Do this: Transcribe the passage on charter schools and Latino voters in California word for word, starting at "Because money follows" and ending at "current state law.".

Text passage:

┄┄┄┄┄┄┄┄┄┄

Because money follows students in California, when children leave district schools for charter schools, the money goes with them. District officials and teachers unions charge that charter schools siphon money and resources from school districts. The California Teachers Association argues that school boards should have the ability to deny charter schools the right to open if doing so would impact the district financially — a justification school boards cannot use to deny charters under current state law.
Although Newsom hasn’t exactly expressed hostility toward charter schools, he told EdSource he believes school boards should be able to consider the financial impact a charter school would have on school districts when deciding whether to let them open — the financial impact should “be a consideration, not a deciding factor,” he said — a position CCSA strongly opposes.
If Newsom is elected, his comments signal he would likely sign such legislation if — more likely when — it comes to his desk. Thurmond essentially argues the same, telling EdSource that charter schools should have to compensate districts for the financial loss they’d suffer if a charter school were to open.
On his action plan for superintendent of public instruction, Thurmond says the state is in the midst of an “accountability crisis” when it comes to charter schools, and he has pledged to root out charter school fraud and increase transparency.
3 Will Latinos turn out in the South — and can Villaraigosa count on them?
Similar to patterns for all California voters, more Latinos live in Southern California, but those living in the north tend to get out the vote more reliably.
Latino parents who care about charter schools, however, could make a difference: Data from CCSA show that for major cities in California — San Diego, Los Angeles, Fresno, San Francisco, and Oakland — Latino students make up the majority of students attending their schools. For Villaraigosa to secure a place in the runoff, he’ll need to turn out Latino voters, who polling shows make up his strongest base of support.
Registration in Los Angeles is 30 percent Latino, according to Mitchell, and represents 37 percent of the state’s Latinos. The Bay Area, on the other hand, is only 11 percent Latino.
Latino turnout is generally low, though it’s been rising in recent years. In the 2016 primary, Latino turnout in Los Angeles came in at 38 percent, while 45 percent of registered Latino voters turned out in the Bay Area.
For Villaraigosa to improve his odds, he’ll have to energize the population that should be his strongest base of support: Los Angeles Latinos.
Mike Trujillo, a Los Angeles native and political consultant who has worked for Villaraigosa, is optimistic the former L.A. mayor can pull off an upset.
“In politics, you have a favorite-son thing happening. Latinos in California, they’ve never seen a governor who looks like them, who has an awkward sounding name that nobody can pronounce, who will fight for them on the issues they care most about,” Trujillo said.
But Jorge-Mario Cabrera, director of communications for the Coalition for Humane Immigrant Rights of Los Angeles (CHIRLA), said the Latino connection alone is not enough.
“The community is very smart. The Latino community is not monolithic in any way. They know that a last name and a face that looks good on TV is not sufficient proof that someone is the best leader for the state,” Cabrera said.
All of this comes with two big caveats. The Latino vote makes up roughly 23 percent of registered voters in California, which may not be enough to carry Villaraigosa even if he does land a large chunk of their support.
And though having candidates of color on the ticket could motivate minorities to turn out in greater numbers, the numbers could very likely be offset by greater turnout of polarized white voters, as has happened historically. Those votes would likely go to Republicans Cox or Allen — neither of whom have offered many ideas on education.

┄┄┄┄┄┄┄┄┄┄

Entries supplied:
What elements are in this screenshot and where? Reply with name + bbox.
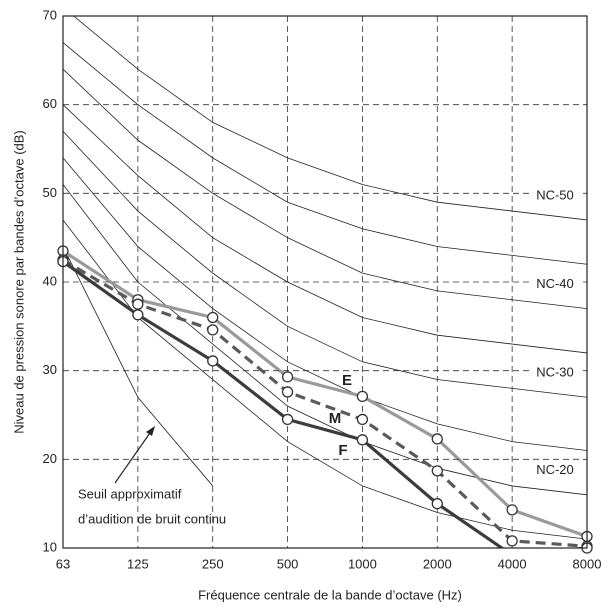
nc-label: NC-30 — [536, 365, 574, 380]
plot-frame — [62, 15, 588, 549]
nc-curve — [63, 42, 587, 265]
x-tick-label: 4000 — [498, 556, 527, 571]
nc-curve — [63, 104, 587, 354]
nc-curve — [63, 157, 587, 451]
series-line — [63, 258, 587, 548]
nc-curve — [63, 184, 587, 496]
nc-label-bg — [530, 364, 580, 383]
marker — [356, 434, 369, 446]
series-label: M — [329, 410, 342, 427]
nc-curve — [63, 130, 587, 398]
threshold-label: d’audition de bruit continu — [78, 511, 226, 526]
x-tick-label: 250 — [202, 556, 224, 571]
nc-label-bg — [530, 461, 580, 480]
marker — [207, 311, 219, 324]
series-line — [63, 260, 587, 548]
arrow — [114, 429, 153, 484]
series-line — [63, 249, 587, 538]
x-axis-label: Fréquence centrale de la bande d’octave … — [198, 587, 462, 602]
marker — [132, 309, 144, 321]
y-tick-label: 50 — [43, 185, 57, 200]
marker — [132, 298, 144, 310]
y-tick-label: 10 — [43, 539, 57, 554]
y-tick-label: 20 — [43, 451, 57, 466]
nc-curve — [63, 68, 587, 309]
marker — [506, 504, 518, 516]
y-tick-label: 30 — [43, 362, 57, 377]
series-label: F — [338, 442, 347, 459]
y-tick-label: 40 — [43, 273, 57, 288]
marker — [431, 465, 443, 477]
threshold-label: Seuil approximatif — [78, 486, 182, 501]
plot-area — [63, 16, 587, 548]
marker — [281, 386, 294, 398]
marker — [431, 498, 443, 510]
marker — [356, 413, 369, 426]
nc-curve — [73, 16, 587, 221]
marker — [207, 355, 219, 367]
y-axis-label: Niveau de pression sonore par bandes d’o… — [11, 130, 26, 434]
x-tick-label: 8000 — [573, 556, 602, 571]
marker — [207, 324, 219, 336]
x-tick-label: 1000 — [348, 556, 377, 571]
series-label: E — [342, 372, 352, 389]
x-tick-label: 63 — [56, 556, 70, 571]
nc-label: NC-40 — [536, 276, 574, 291]
y-tick-label: 60 — [43, 96, 57, 111]
marker — [506, 535, 518, 547]
x-tick-label: 500 — [277, 556, 299, 571]
nc-label-bg — [530, 275, 580, 294]
arrow-head — [146, 426, 155, 436]
marker — [281, 371, 294, 383]
marker — [356, 390, 369, 403]
marker — [431, 433, 443, 445]
y-tick-label: 70 — [43, 7, 57, 22]
marker — [281, 413, 294, 426]
nc-label-bg — [530, 186, 580, 205]
nc-label: NC-20 — [536, 462, 574, 477]
nc-label: NC-50 — [536, 187, 574, 202]
x-tick-label: 2000 — [423, 556, 452, 571]
x-tick-label: 125 — [127, 556, 149, 571]
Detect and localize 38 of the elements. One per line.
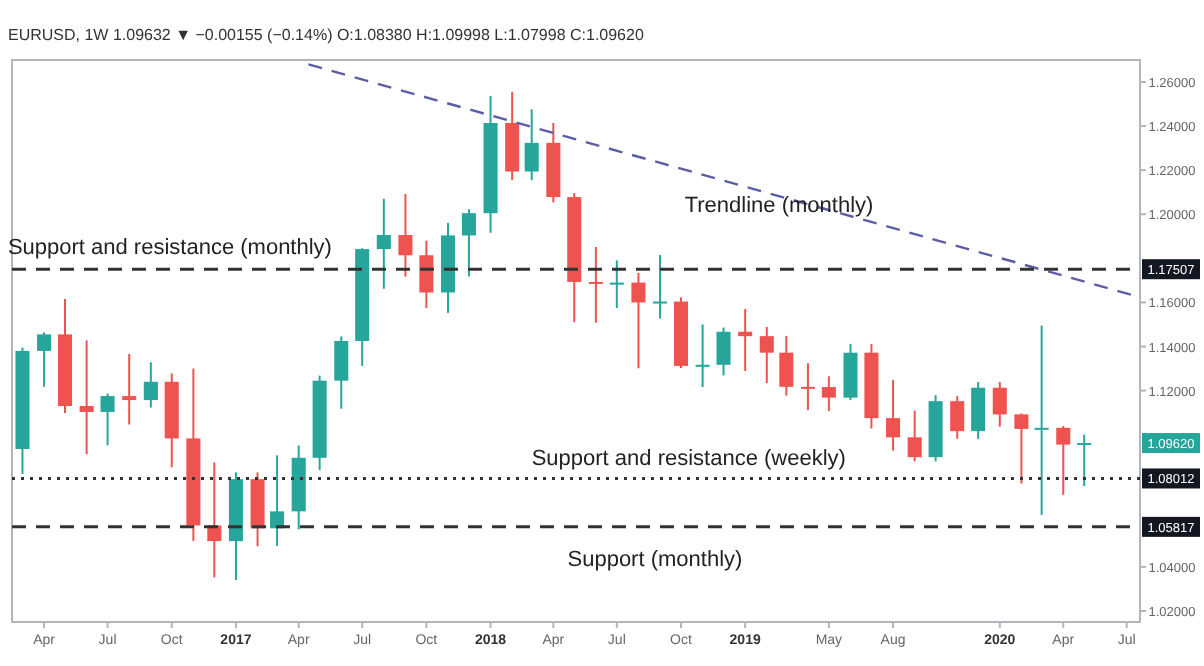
candlestick — [100, 392, 115, 447]
candlestick — [334, 335, 349, 410]
candlestick — [716, 326, 731, 377]
candlestick — [37, 331, 52, 388]
candlestick — [398, 193, 413, 278]
candlestick — [631, 271, 646, 370]
candlestick — [609, 259, 624, 309]
candlestick — [1014, 412, 1029, 485]
candlestick — [843, 342, 858, 402]
candlestick — [992, 380, 1007, 428]
candlestick — [971, 380, 986, 440]
candlestick — [143, 361, 158, 409]
annotation: Trendline (monthly) — [684, 193, 874, 218]
candlestick — [759, 325, 774, 385]
candlestick — [950, 395, 965, 440]
candlestick — [419, 239, 434, 310]
candlestick — [270, 454, 285, 547]
candlestick — [821, 375, 836, 413]
candlestick — [800, 362, 815, 412]
candlestick — [1034, 324, 1049, 516]
candlestick — [653, 254, 668, 320]
chart-title: EURUSD, 1W 1.09632 ▼ −0.00155 (−0.14%) O:1.08380 H:1.09998 L:1.07998 C:1.09620 — [8, 26, 645, 44]
candlestick — [738, 308, 753, 372]
candlestick — [1077, 433, 1092, 488]
annotation: Support and resistance (monthly) — [7, 235, 332, 260]
candlestick — [779, 334, 794, 397]
candlestick — [1056, 425, 1071, 496]
annotation: Support and resistance (weekly) — [531, 446, 846, 471]
candlestick — [907, 409, 922, 463]
candlestick — [79, 339, 94, 456]
candlestick — [122, 353, 137, 426]
candlestick — [461, 208, 476, 278]
annotation: Support (monthly) — [567, 547, 743, 572]
candlestick — [376, 197, 391, 290]
candlestick — [886, 378, 901, 452]
candlestick — [695, 323, 710, 389]
candlestick — [524, 108, 539, 182]
candlestick — [588, 245, 603, 324]
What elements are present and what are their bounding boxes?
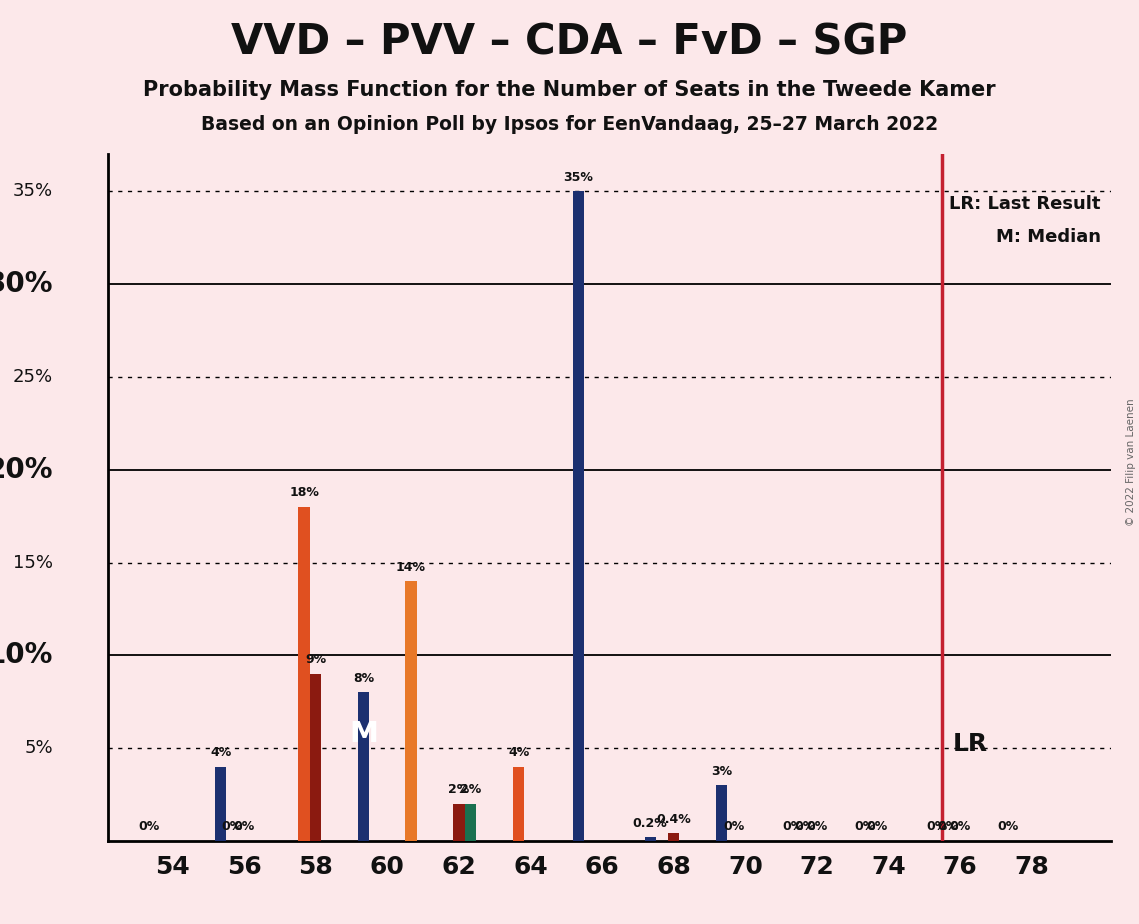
Text: 0%: 0% [950,821,970,833]
Text: 0%: 0% [723,821,744,833]
Bar [310,674,321,841]
Text: 20%: 20% [0,456,54,484]
Text: 0%: 0% [139,821,159,833]
Text: VVD – PVV – CDA – FvD – SGP: VVD – PVV – CDA – FvD – SGP [231,21,908,63]
Text: 3%: 3% [711,765,732,778]
Bar [716,785,728,841]
Text: 5%: 5% [24,739,54,757]
Text: 10%: 10% [0,641,54,669]
Bar [405,581,417,841]
Text: 0%: 0% [854,821,876,833]
Bar [358,692,369,841]
Text: 35%: 35% [564,171,593,184]
Text: 35%: 35% [13,182,54,201]
Text: 25%: 25% [13,368,54,386]
Text: 0%: 0% [926,821,948,833]
Text: 4%: 4% [508,747,530,760]
Text: 4%: 4% [210,747,231,760]
Text: 2%: 2% [449,784,469,796]
Text: LR: LR [953,733,989,757]
Text: M: Median: M: Median [995,228,1100,246]
Text: 0%: 0% [222,821,243,833]
Bar [453,804,465,841]
Text: 0.4%: 0.4% [656,813,691,826]
Bar [215,767,227,841]
Bar [465,804,476,841]
Bar [645,837,656,841]
Text: 2%: 2% [460,784,482,796]
Text: 9%: 9% [305,653,327,666]
Text: 0%: 0% [937,821,959,833]
Text: Probability Mass Function for the Number of Seats in the Tweede Kamer: Probability Mass Function for the Number… [144,80,995,101]
Text: 0%: 0% [806,821,828,833]
Bar [669,833,679,841]
Bar [514,767,524,841]
Text: Based on an Opinion Poll by Ipsos for EenVandaag, 25–27 March 2022: Based on an Opinion Poll by Ipsos for Ee… [200,115,939,134]
Text: 0.2%: 0.2% [633,817,667,830]
Text: 14%: 14% [396,561,426,574]
Text: 8%: 8% [353,672,375,685]
Text: M: M [350,720,378,748]
Text: LR: Last Result: LR: Last Result [949,196,1100,213]
Text: 0%: 0% [998,821,1018,833]
Text: © 2022 Filip van Laenen: © 2022 Filip van Laenen [1125,398,1136,526]
Bar [298,507,310,841]
Text: 0%: 0% [233,821,255,833]
Text: 0%: 0% [782,821,804,833]
Text: 0%: 0% [866,821,887,833]
Text: 15%: 15% [13,553,54,572]
Bar [573,191,584,841]
Text: 0%: 0% [795,821,816,833]
Text: 18%: 18% [289,486,319,500]
Text: 30%: 30% [0,270,54,298]
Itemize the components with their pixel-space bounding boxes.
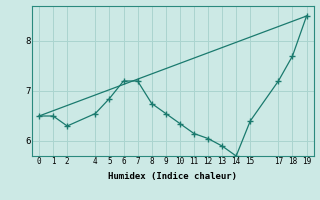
X-axis label: Humidex (Indice chaleur): Humidex (Indice chaleur) bbox=[108, 172, 237, 181]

┄┄┄┄┄┄┄┄┄┄

Response to this task:
Because money follows students in California, when children leave district schools for charter schools, the money goes with them. District officials and teachers unions charge that charter schools siphon money and resources from school districts. The California Teachers Association argues that school boards should have the ability to deny charter schools the right to open if doing so would impact the district financially — a justification school boards cannot use to deny charters under current state law.